#### Given data
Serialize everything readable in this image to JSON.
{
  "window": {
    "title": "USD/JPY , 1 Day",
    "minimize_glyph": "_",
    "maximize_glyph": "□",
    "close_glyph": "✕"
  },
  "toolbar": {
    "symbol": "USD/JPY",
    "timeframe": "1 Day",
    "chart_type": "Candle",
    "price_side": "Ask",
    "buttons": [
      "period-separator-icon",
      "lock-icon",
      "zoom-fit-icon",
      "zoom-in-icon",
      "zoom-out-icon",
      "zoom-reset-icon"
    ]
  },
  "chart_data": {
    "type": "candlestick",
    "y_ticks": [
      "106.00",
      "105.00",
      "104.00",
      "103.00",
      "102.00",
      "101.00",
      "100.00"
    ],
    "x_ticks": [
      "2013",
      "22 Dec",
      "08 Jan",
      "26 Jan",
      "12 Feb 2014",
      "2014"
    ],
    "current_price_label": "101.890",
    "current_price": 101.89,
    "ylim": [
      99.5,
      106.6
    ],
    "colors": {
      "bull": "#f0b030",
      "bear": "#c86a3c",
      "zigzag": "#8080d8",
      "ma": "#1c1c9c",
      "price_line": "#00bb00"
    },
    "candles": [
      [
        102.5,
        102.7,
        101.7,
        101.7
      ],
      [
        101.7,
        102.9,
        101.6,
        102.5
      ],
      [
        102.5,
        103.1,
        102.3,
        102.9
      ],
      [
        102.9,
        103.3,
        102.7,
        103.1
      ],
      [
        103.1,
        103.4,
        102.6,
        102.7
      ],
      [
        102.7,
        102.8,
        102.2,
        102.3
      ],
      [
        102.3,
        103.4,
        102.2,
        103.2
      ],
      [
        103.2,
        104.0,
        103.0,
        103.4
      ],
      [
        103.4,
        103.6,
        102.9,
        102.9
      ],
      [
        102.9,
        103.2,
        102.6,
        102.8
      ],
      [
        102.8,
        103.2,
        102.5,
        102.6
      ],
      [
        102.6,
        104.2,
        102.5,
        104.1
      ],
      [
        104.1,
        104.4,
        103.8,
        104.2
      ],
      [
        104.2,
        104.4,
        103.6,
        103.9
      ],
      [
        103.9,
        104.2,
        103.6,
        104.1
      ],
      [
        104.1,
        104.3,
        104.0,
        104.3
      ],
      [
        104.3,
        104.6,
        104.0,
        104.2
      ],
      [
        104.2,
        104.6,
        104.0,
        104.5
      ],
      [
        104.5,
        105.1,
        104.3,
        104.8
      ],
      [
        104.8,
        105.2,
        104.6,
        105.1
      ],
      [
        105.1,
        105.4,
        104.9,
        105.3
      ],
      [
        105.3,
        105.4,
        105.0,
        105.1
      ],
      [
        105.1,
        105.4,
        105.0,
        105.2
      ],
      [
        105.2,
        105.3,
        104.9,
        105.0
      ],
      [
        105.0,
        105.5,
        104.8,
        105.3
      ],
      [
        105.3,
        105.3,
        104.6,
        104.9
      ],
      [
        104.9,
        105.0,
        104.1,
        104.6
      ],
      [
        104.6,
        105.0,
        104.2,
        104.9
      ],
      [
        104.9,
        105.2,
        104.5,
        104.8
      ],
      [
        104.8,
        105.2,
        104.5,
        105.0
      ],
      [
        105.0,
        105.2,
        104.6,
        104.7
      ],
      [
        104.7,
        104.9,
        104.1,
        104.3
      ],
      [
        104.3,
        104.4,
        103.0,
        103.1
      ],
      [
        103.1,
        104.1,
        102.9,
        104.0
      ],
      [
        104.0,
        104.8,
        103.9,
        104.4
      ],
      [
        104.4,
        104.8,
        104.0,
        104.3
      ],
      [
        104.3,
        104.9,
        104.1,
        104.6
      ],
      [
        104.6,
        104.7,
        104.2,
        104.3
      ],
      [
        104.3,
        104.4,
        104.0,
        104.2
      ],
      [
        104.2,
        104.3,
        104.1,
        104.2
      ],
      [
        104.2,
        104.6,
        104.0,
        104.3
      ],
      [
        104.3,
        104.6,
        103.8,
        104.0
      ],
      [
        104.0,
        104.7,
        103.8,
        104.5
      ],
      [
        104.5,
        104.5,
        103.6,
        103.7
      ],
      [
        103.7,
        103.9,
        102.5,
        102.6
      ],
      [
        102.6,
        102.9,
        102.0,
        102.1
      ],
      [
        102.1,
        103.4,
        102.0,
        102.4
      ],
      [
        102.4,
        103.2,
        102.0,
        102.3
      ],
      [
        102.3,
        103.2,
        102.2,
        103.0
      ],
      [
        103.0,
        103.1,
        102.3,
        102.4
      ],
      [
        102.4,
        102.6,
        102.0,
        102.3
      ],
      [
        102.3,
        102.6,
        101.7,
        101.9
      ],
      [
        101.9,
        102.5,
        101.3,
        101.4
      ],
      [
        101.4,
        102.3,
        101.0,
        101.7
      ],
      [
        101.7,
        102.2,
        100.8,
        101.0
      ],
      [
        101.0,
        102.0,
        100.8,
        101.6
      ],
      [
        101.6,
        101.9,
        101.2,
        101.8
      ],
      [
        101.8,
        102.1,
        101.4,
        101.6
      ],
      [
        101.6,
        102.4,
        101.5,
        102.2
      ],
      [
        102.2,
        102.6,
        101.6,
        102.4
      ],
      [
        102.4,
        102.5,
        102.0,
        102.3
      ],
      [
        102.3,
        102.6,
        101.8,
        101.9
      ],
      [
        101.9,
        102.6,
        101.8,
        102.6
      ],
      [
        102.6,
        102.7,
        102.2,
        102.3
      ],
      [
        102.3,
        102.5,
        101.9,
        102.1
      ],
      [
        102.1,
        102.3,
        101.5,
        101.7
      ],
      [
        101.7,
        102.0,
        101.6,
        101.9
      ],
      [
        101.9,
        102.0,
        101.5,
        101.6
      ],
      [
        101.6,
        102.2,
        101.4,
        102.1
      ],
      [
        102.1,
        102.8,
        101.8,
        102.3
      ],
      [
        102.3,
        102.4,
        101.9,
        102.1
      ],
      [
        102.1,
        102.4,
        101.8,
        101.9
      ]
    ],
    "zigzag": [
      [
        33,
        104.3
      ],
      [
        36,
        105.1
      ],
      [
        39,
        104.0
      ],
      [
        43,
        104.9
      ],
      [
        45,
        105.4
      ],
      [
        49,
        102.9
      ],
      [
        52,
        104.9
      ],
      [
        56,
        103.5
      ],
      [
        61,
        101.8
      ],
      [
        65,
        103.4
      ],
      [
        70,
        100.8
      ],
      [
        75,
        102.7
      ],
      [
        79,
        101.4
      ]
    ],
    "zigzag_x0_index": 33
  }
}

#### Requirements
Write an exact transcription of every entry above.

#### Final result
Serialize everything readable in this image to JSON.
{
  "window": {
    "title": "USD/JPY , 1 Day",
    "minimize_glyph": "_",
    "maximize_glyph": "□",
    "close_glyph": "✕"
  },
  "toolbar": {
    "symbol": "USD/JPY",
    "timeframe": "1 Day",
    "chart_type": "Candle",
    "price_side": "Ask",
    "buttons": [
      "period-separator-icon",
      "lock-icon",
      "zoom-fit-icon",
      "zoom-in-icon",
      "zoom-out-icon",
      "zoom-reset-icon"
    ]
  },
  "chart_data": {
    "type": "candlestick",
    "y_ticks": [
      "106.00",
      "105.00",
      "104.00",
      "103.00",
      "102.00",
      "101.00",
      "100.00"
    ],
    "x_ticks": [
      "2013",
      "22 Dec",
      "08 Jan",
      "26 Jan",
      "12 Feb 2014",
      "2014"
    ],
    "current_price_label": "101.890",
    "current_price": 101.89,
    "ylim": [
      99.5,
      106.6
    ],
    "colors": {
      "bull": "#f0b030",
      "bear": "#c86a3c",
      "zigzag": "#8080d8",
      "ma": "#1c1c9c",
      "price_line": "#00bb00"
    },
    "candles": [
      [
        102.5,
        102.7,
        101.7,
        101.7
      ],
      [
        101.7,
        102.9,
        101.6,
        102.5
      ],
      [
        102.5,
        103.1,
        102.3,
        102.9
      ],
      [
        102.9,
        103.3,
        102.7,
        103.1
      ],
      [
        103.1,
        103.4,
        102.6,
        102.7
      ],
      [
        102.7,
        102.8,
        102.2,
        102.3
      ],
      [
        102.3,
        103.4,
        102.2,
        103.2
      ],
      [
        103.2,
        104.0,
        103.0,
        103.4
      ],
      [
        103.4,
        103.6,
        102.9,
        102.9
      ],
      [
        102.9,
        103.2,
        102.6,
        102.8
      ],
      [
        102.8,
        103.2,
        102.5,
        102.6
      ],
      [
        102.6,
        104.2,
        102.5,
        104.1
      ],
      [
        104.1,
        104.4,
        103.8,
        104.2
      ],
      [
        104.2,
        104.4,
        103.6,
        103.9
      ],
      [
        103.9,
        104.2,
        103.6,
        104.1
      ],
      [
        104.1,
        104.3,
        104.0,
        104.3
      ],
      [
        104.3,
        104.6,
        104.0,
        104.2
      ],
      [
        104.2,
        104.6,
        104.0,
        104.5
      ],
      [
        104.5,
        105.1,
        104.3,
        104.8
      ],
      [
        104.8,
        105.2,
        104.6,
        105.1
      ],
      [
        105.1,
        105.4,
        104.9,
        105.3
      ],
      [
        105.3,
        105.4,
        105.0,
        105.1
      ],
      [
        105.1,
        105.4,
        105.0,
        105.2
      ],
      [
        105.2,
        105.3,
        104.9,
        105.0
      ],
      [
        105.0,
        105.5,
        104.8,
        105.3
      ],
      [
        105.3,
        105.3,
        104.6,
        104.9
      ],
      [
        104.9,
        105.0,
        104.1,
        104.6
      ],
      [
        104.6,
        105.0,
        104.2,
        104.9
      ],
      [
        104.9,
        105.2,
        104.5,
        104.8
      ],
      [
        104.8,
        105.2,
        104.5,
        105.0
      ],
      [
        105.0,
        105.2,
        104.6,
        104.7
      ],
      [
        104.7,
        104.9,
        104.1,
        104.3
      ],
      [
        104.3,
        104.4,
        103.0,
        103.1
      ],
      [
        103.1,
        104.1,
        102.9,
        104.0
      ],
      [
        104.0,
        104.8,
        103.9,
        104.4
      ],
      [
        104.4,
        104.8,
        104.0,
        104.3
      ],
      [
        104.3,
        104.9,
        104.1,
        104.6
      ],
      [
        104.6,
        104.7,
        104.2,
        104.3
      ],
      [
        104.3,
        104.4,
        104.0,
        104.2
      ],
      [
        104.2,
        104.3,
        104.1,
        104.2
      ],
      [
        104.2,
        104.6,
        104.0,
        104.3
      ],
      [
        104.3,
        104.6,
        103.8,
        104.0
      ],
      [
        104.0,
        104.7,
        103.8,
        104.5
      ],
      [
        104.5,
        104.5,
        103.6,
        103.7
      ],
      [
        103.7,
        103.9,
        102.5,
        102.6
      ],
      [
        102.6,
        102.9,
        102.0,
        102.1
      ],
      [
        102.1,
        103.4,
        102.0,
        102.4
      ],
      [
        102.4,
        103.2,
        102.0,
        102.3
      ],
      [
        102.3,
        103.2,
        102.2,
        103.0
      ],
      [
        103.0,
        103.1,
        102.3,
        102.4
      ],
      [
        102.4,
        102.6,
        102.0,
        102.3
      ],
      [
        102.3,
        102.6,
        101.7,
        101.9
      ],
      [
        101.9,
        102.5,
        101.3,
        101.4
      ],
      [
        101.4,
        102.3,
        101.0,
        101.7
      ],
      [
        101.7,
        102.2,
        100.8,
        101.0
      ],
      [
        101.0,
        102.0,
        100.8,
        101.6
      ],
      [
        101.6,
        101.9,
        101.2,
        101.8
      ],
      [
        101.8,
        102.1,
        101.4,
        101.6
      ],
      [
        101.6,
        102.4,
        101.5,
        102.2
      ],
      [
        102.2,
        102.6,
        101.6,
        102.4
      ],
      [
        102.4,
        102.5,
        102.0,
        102.3
      ],
      [
        102.3,
        102.6,
        101.8,
        101.9
      ],
      [
        101.9,
        102.6,
        101.8,
        102.6
      ],
      [
        102.6,
        102.7,
        102.2,
        102.3
      ],
      [
        102.3,
        102.5,
        101.9,
        102.1
      ],
      [
        102.1,
        102.3,
        101.5,
        101.7
      ],
      [
        101.7,
        102.0,
        101.6,
        101.9
      ],
      [
        101.9,
        102.0,
        101.5,
        101.6
      ],
      [
        101.6,
        102.2,
        101.4,
        102.1
      ],
      [
        102.1,
        102.8,
        101.8,
        102.3
      ],
      [
        102.3,
        102.4,
        101.9,
        102.1
      ],
      [
        102.1,
        102.4,
        101.8,
        101.9
      ]
    ],
    "zigzag": [
      [
        33,
        104.3
      ],
      [
        36,
        105.1
      ],
      [
        39,
        104.0
      ],
      [
        43,
        104.9
      ],
      [
        45,
        105.4
      ],
      [
        49,
        102.9
      ],
      [
        52,
        104.9
      ],
      [
        56,
        103.5
      ],
      [
        61,
        101.8
      ],
      [
        65,
        103.4
      ],
      [
        70,
        100.8
      ],
      [
        75,
        102.7
      ],
      [
        79,
        101.4
      ]
    ],
    "zigzag_x0_index": 33
  }
}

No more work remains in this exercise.